* **THE EXERCISE**: Reproduce all of the lines below word for word, leaving out any pictures.
>> Begin ENTRIES PROVIDED
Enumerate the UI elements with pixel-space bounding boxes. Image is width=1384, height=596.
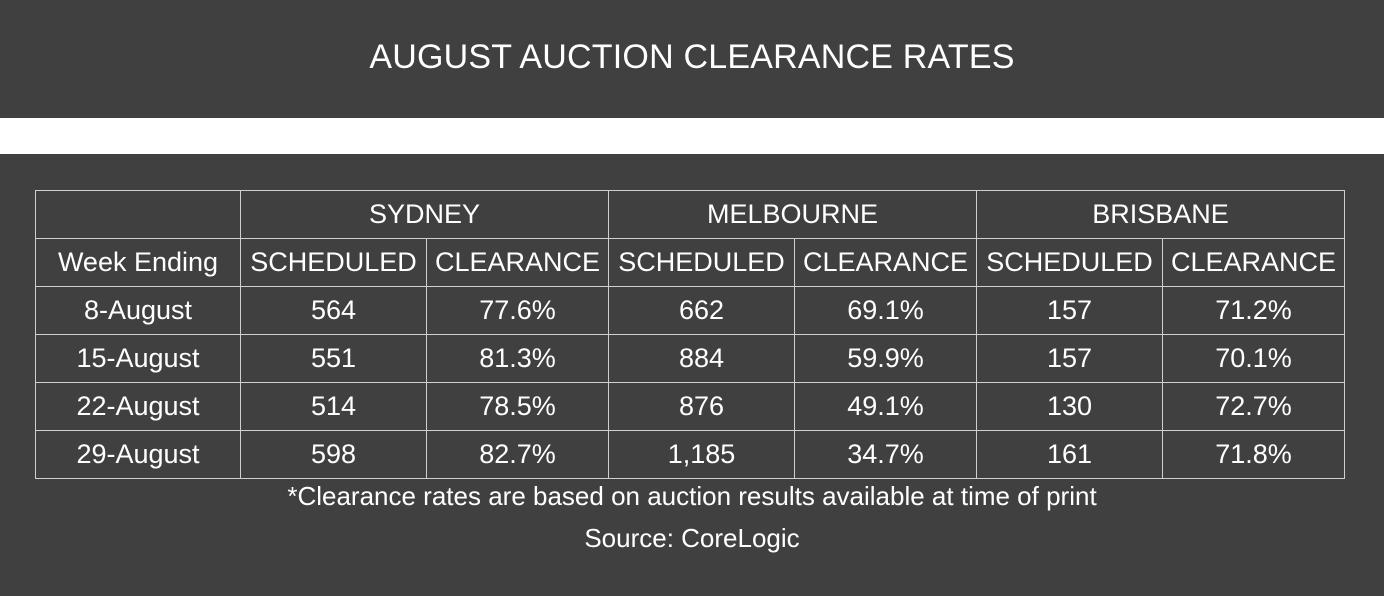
sydney-clearance-header: CLEARANCE <box>426 238 609 287</box>
melbourne-clearance-header: CLEARANCE <box>794 238 977 287</box>
source-credit: Source: CoreLogic <box>584 523 800 553</box>
melbourne-scheduled-cell: 876 <box>608 382 795 431</box>
week-ending-header: Week Ending <box>35 238 241 287</box>
brisbane-scheduled-header: SCHEDULED <box>976 238 1163 287</box>
melbourne-clearance-cell: 59.9% <box>794 334 977 383</box>
sydney-clearance-cell: 77.6% <box>426 286 609 335</box>
sydney-clearance-cell: 78.5% <box>426 382 609 431</box>
melbourne-clearance-cell: 34.7% <box>794 430 977 479</box>
clearance-table: SYDNEY MELBOURNE BRISBANE Week Ending SC… <box>35 190 1345 479</box>
week-cell: 29-August <box>35 430 241 479</box>
melbourne-scheduled-cell: 1,185 <box>608 430 795 479</box>
week-cell: 22-August <box>35 382 241 431</box>
table-row: 29-August 598 82.7% 1,185 34.7% 161 71.8% <box>35 430 1345 479</box>
melbourne-scheduled-header: SCHEDULED <box>608 238 795 287</box>
melbourne-clearance-cell: 69.1% <box>794 286 977 335</box>
sydney-scheduled-cell: 598 <box>240 430 427 479</box>
header-panel: AUGUST AUCTION CLEARANCE RATES <box>0 0 1384 118</box>
clearance-note: *Clearance rates are based on auction re… <box>287 481 1097 511</box>
brisbane-clearance-cell: 71.8% <box>1162 430 1345 479</box>
sydney-scheduled-cell: 551 <box>240 334 427 383</box>
sydney-clearance-cell: 82.7% <box>426 430 609 479</box>
table-row: 8-August 564 77.6% 662 69.1% 157 71.2% <box>35 286 1345 335</box>
sydney-scheduled-cell: 564 <box>240 286 427 335</box>
table-row: 15-August 551 81.3% 884 59.9% 157 70.1% <box>35 334 1345 383</box>
brisbane-scheduled-cell: 157 <box>976 334 1163 383</box>
empty-corner-cell <box>35 190 241 239</box>
brisbane-clearance-cell: 70.1% <box>1162 334 1345 383</box>
page-title: AUGUST AUCTION CLEARANCE RATES <box>369 38 1015 76</box>
city-header-melbourne: MELBOURNE <box>608 190 977 239</box>
city-header-sydney: SYDNEY <box>240 190 609 239</box>
sydney-scheduled-header: SCHEDULED <box>240 238 427 287</box>
city-header-row: SYDNEY MELBOURNE BRISBANE <box>35 190 1345 239</box>
brisbane-scheduled-cell: 157 <box>976 286 1163 335</box>
table-row: 22-August 514 78.5% 876 49.1% 130 72.7% <box>35 382 1345 431</box>
brisbane-clearance-cell: 72.7% <box>1162 382 1345 431</box>
week-cell: 15-August <box>35 334 241 383</box>
white-divider-band <box>0 118 1384 154</box>
melbourne-clearance-cell: 49.1% <box>794 382 977 431</box>
brisbane-scheduled-cell: 161 <box>976 430 1163 479</box>
city-header-brisbane: BRISBANE <box>976 190 1345 239</box>
sydney-clearance-cell: 81.3% <box>426 334 609 383</box>
brisbane-scheduled-cell: 130 <box>976 382 1163 431</box>
sydney-scheduled-cell: 514 <box>240 382 427 431</box>
melbourne-scheduled-cell: 884 <box>608 334 795 383</box>
column-header-row: Week Ending SCHEDULED CLEARANCE SCHEDULE… <box>35 238 1345 287</box>
brisbane-clearance-header: CLEARANCE <box>1162 238 1345 287</box>
brisbane-clearance-cell: 71.2% <box>1162 286 1345 335</box>
melbourne-scheduled-cell: 662 <box>608 286 795 335</box>
week-cell: 8-August <box>35 286 241 335</box>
>> End ENTRIES PROVIDED
* **RESULT FOR THIS TASK**:
Enumerate the UI elements with pixel-space bounding boxes. Image is width=1384, height=596.
sydney-clearance-header: CLEARANCE <box>426 238 609 287</box>
melbourne-clearance-header: CLEARANCE <box>794 238 977 287</box>
source-credit: Source: CoreLogic <box>584 523 800 553</box>
melbourne-scheduled-cell: 876 <box>608 382 795 431</box>
week-ending-header: Week Ending <box>35 238 241 287</box>
brisbane-scheduled-header: SCHEDULED <box>976 238 1163 287</box>
melbourne-clearance-cell: 59.9% <box>794 334 977 383</box>
sydney-clearance-cell: 77.6% <box>426 286 609 335</box>
sydney-clearance-cell: 78.5% <box>426 382 609 431</box>
melbourne-clearance-cell: 34.7% <box>794 430 977 479</box>
clearance-table: SYDNEY MELBOURNE BRISBANE Week Ending SC… <box>35 190 1345 479</box>
week-cell: 29-August <box>35 430 241 479</box>
melbourne-scheduled-cell: 1,185 <box>608 430 795 479</box>
week-cell: 22-August <box>35 382 241 431</box>
table-row: 29-August 598 82.7% 1,185 34.7% 161 71.8% <box>35 430 1345 479</box>
melbourne-scheduled-header: SCHEDULED <box>608 238 795 287</box>
melbourne-clearance-cell: 69.1% <box>794 286 977 335</box>
sydney-scheduled-cell: 598 <box>240 430 427 479</box>
header-panel: AUGUST AUCTION CLEARANCE RATES <box>0 0 1384 118</box>
clearance-note: *Clearance rates are based on auction re… <box>287 481 1097 511</box>
brisbane-clearance-cell: 71.8% <box>1162 430 1345 479</box>
sydney-scheduled-cell: 551 <box>240 334 427 383</box>
sydney-clearance-cell: 82.7% <box>426 430 609 479</box>
table-row: 8-August 564 77.6% 662 69.1% 157 71.2% <box>35 286 1345 335</box>
sydney-scheduled-cell: 564 <box>240 286 427 335</box>
table-row: 15-August 551 81.3% 884 59.9% 157 70.1% <box>35 334 1345 383</box>
brisbane-scheduled-cell: 157 <box>976 334 1163 383</box>
empty-corner-cell <box>35 190 241 239</box>
brisbane-clearance-cell: 70.1% <box>1162 334 1345 383</box>
page-title: AUGUST AUCTION CLEARANCE RATES <box>369 38 1015 76</box>
city-header-melbourne: MELBOURNE <box>608 190 977 239</box>
city-header-sydney: SYDNEY <box>240 190 609 239</box>
sydney-scheduled-header: SCHEDULED <box>240 238 427 287</box>
city-header-row: SYDNEY MELBOURNE BRISBANE <box>35 190 1345 239</box>
brisbane-scheduled-cell: 157 <box>976 286 1163 335</box>
table-row: 22-August 514 78.5% 876 49.1% 130 72.7% <box>35 382 1345 431</box>
brisbane-clearance-cell: 72.7% <box>1162 382 1345 431</box>
week-cell: 15-August <box>35 334 241 383</box>
white-divider-band <box>0 118 1384 154</box>
melbourne-clearance-cell: 49.1% <box>794 382 977 431</box>
brisbane-scheduled-cell: 161 <box>976 430 1163 479</box>
city-header-brisbane: BRISBANE <box>976 190 1345 239</box>
sydney-clearance-cell: 81.3% <box>426 334 609 383</box>
brisbane-scheduled-cell: 130 <box>976 382 1163 431</box>
sydney-scheduled-cell: 514 <box>240 382 427 431</box>
melbourne-scheduled-cell: 884 <box>608 334 795 383</box>
column-header-row: Week Ending SCHEDULED CLEARANCE SCHEDULE… <box>35 238 1345 287</box>
brisbane-clearance-header: CLEARANCE <box>1162 238 1345 287</box>
brisbane-clearance-cell: 71.2% <box>1162 286 1345 335</box>
melbourne-scheduled-cell: 662 <box>608 286 795 335</box>
week-cell: 8-August <box>35 286 241 335</box>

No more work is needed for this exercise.